GIVEN PASSAGE —

--- Start ---

Strength of the Hills

Source: George Ewart Evans, Strength of the Hills: An Autobiography (London: Faber, 1983), pp. 162-164

Text: During this year I met a remarkable woman, Mary Field, who was head of a film company producing children’s films. In the constant search to increase my earnings I had submitted to her the synopsis of a children’s story that I judged had visual possibilities. During my wanderings with the two girls I had come across an old mound in Tunstall Forest. It was obviously a burial mound, probably of the Sutton Hoo period. It was quite near Blaxhall Heath, not far from Snape, and completely surrounded by trees. Mary Field liked the idea of the film that was about three or four children who foiled a gang who planned to dig into the mound and rob the grave. She commissioned me to write the treatment for the film. The film was called The Ship in the Forest and was made in the area where the story was set. It had its first showing in the Aldeburgh cinema and we managed to get all the children in Blaxhall school, along with the Tunstall children, over to see it. I very much enjoyed working with Mary Field who was a master of her craft of film-making. In an hour or so’s conversation with her, I learned more about films than I could have learned in a lifetime of film watching and reading about them. She had thought deeply about films, and her Carnegie Report on children’s films illustrates the thoroughness of her methods.

--- End ---

(Raw records)

--- Start ---

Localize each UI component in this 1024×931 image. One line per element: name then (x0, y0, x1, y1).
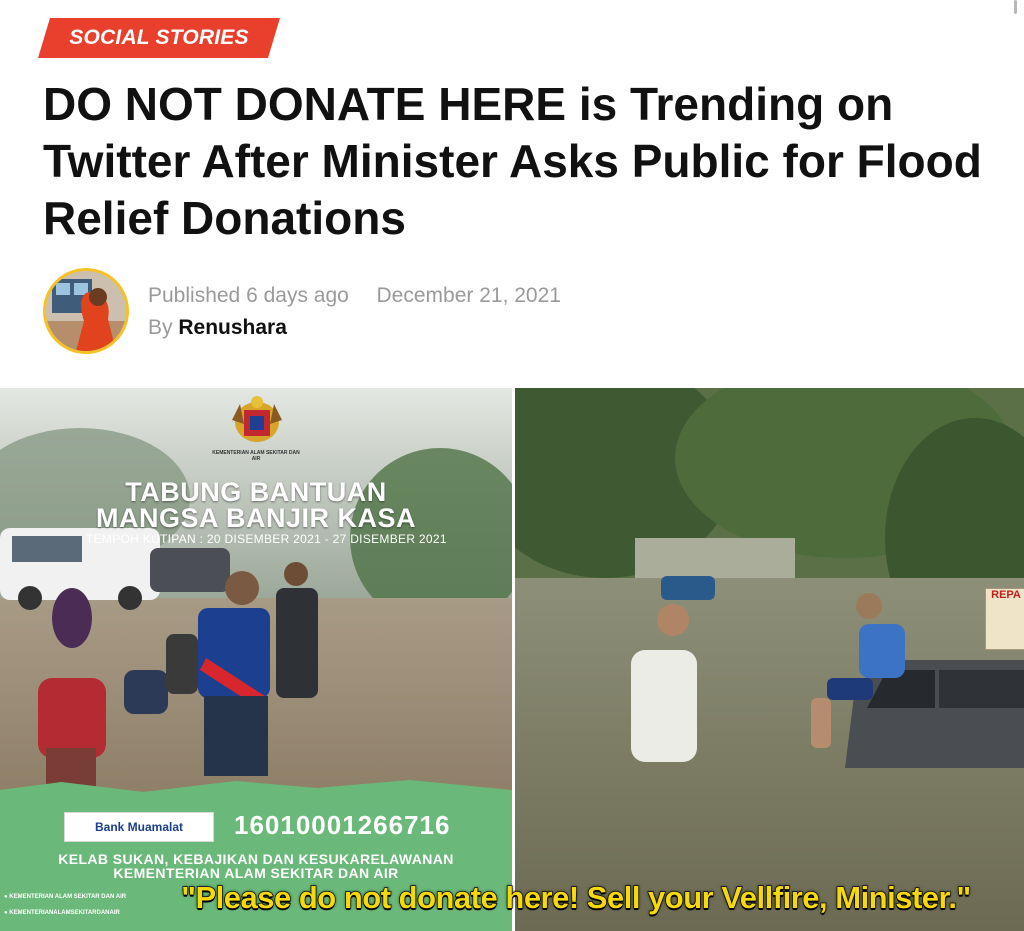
facebook-handle: ● KEMENTERIAN ALAM SEKITAR DAN AIR (4, 894, 127, 900)
article-title: DO NOT DONATE HERE is Trending on Twitte… (43, 78, 982, 244)
bank-name: Bank Muamalat (94, 820, 184, 834)
account-number: 16010001266716 (234, 810, 451, 840)
avatar-photo (46, 271, 126, 351)
facebook-icon: ● (4, 894, 8, 900)
club-line1: KELAB SUKAN, KEBAJIKAN DAN KESUKARELAWAN… (58, 851, 454, 867)
poster-title-line1: TABUNG BANTUAN (125, 477, 387, 507)
poster-title-line2: MANGSA BANJIR KASA (95, 503, 416, 533)
donation-poster-image: KEMENTERIAN ALAM SEKITAR DAN AIR TABUNG … (0, 388, 512, 931)
published-date: December 21, 2021 (376, 284, 561, 307)
club-line2: KEMENTERIAN ALAM SEKITAR DAN AIR (113, 865, 399, 881)
image-caption: "Please do not donate here! Sell your Ve… (181, 879, 972, 916)
author-avatar[interactable] (43, 268, 129, 354)
ministry-name: KEMENTERIAN ALAM SEKITAR DAN AIR (212, 450, 300, 462)
bank-logo: Bank Muamalat (64, 812, 214, 842)
category-label: SOCIAL STORIES (69, 26, 249, 49)
published-prefix: Published (148, 284, 241, 307)
flood-scene-right (515, 388, 1024, 931)
published-relative: 6 days ago (246, 284, 349, 307)
author-name[interactable]: Renushara (178, 316, 287, 339)
collection-period: TEMPOH KUTIPAN : 20 DISEMBER 2021 - 27 D… (86, 532, 447, 546)
article-meta: Published 6 days ago December 21, 2021 B… (148, 282, 561, 346)
instagram-icon: ● (4, 910, 8, 916)
scroll-indicator[interactable] (1014, 0, 1017, 14)
club-name: KELAB SUKAN, KEBAJIKAN DAN KESUKARELAWAN… (30, 852, 482, 880)
repair-shop-sign: REPA (985, 588, 1024, 650)
instagram-handle: ● KEMENTERIANALAMSEKITARDANAIR (4, 910, 120, 916)
category-badge[interactable]: SOCIAL STORIES (38, 18, 280, 58)
by-prefix: By (148, 316, 173, 339)
flooded-street-image: REPA (515, 388, 1024, 931)
ministry-crest-icon (232, 396, 282, 442)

--- End ---

Carry on the memoir passage about working with Mary Field, starting right after its last sentence. The raw records have nothing to do with this.

This report revolutionized the making of children’s films. It arose out of her observation that it was possible to gauge a group of children’s reactions to a film simply by watching their physical responses. Restlessness and constant shifting of their position on the seats were obvious signs that their interest was not fully engaged, while a marked increase in the number of children leaving to go to the lavatory was a devastating criticism of the film itself. The technique she used in compiling her Carnegie Report was merely an extension of her commonsense observations. She did her studies in Saturday morning matinées, filming the children’s full physical reactions while the film was being shown. She used infra-red film that made filming possible in the dark. She was therefore able to study a film she had made, scientifically matching the children’s facial expressions and movements with the relevant passages in the film.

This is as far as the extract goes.